### [Problem statement]
Pick out every line that holds the string "Taxable" and copy it.

———

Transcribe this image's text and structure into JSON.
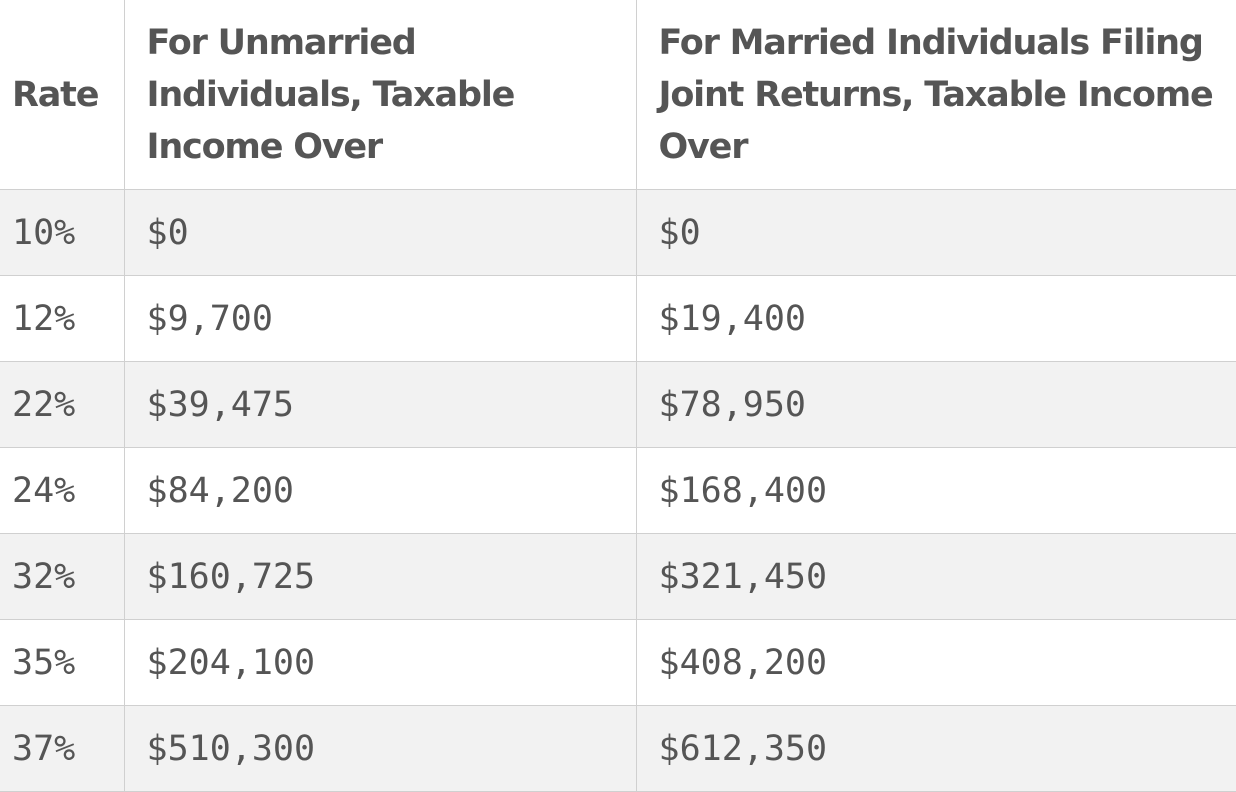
{
  "table": {
    "header": [
      [
        "Rate"
      ],
      [
        "For Unmarried",
        "Individuals, Taxable",
        "Income Over"
      ],
      [
        "For Married Individuals Filing",
        "Joint Returns, Taxable Income",
        "Over"
      ]
    ],
    "rows": [
      [
        "10%",
        "$0",
        "$0"
      ],
      [
        "12%",
        "$9,700",
        "$19,400"
      ],
      [
        "22%",
        "$39,475",
        "$78,950"
      ],
      [
        "24%",
        "$84,200",
        "$168,400"
      ],
      [
        "32%",
        "$160,725",
        "$321,450"
      ],
      [
        "35%",
        "$204,100",
        "$408,200"
      ],
      [
        "37%",
        "$510,300",
        "$612,350"
      ]
    ]
  }
}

———

### [Answer to this exercise]
        "Individuals, Taxable",
        "Joint Returns, Taxable Income",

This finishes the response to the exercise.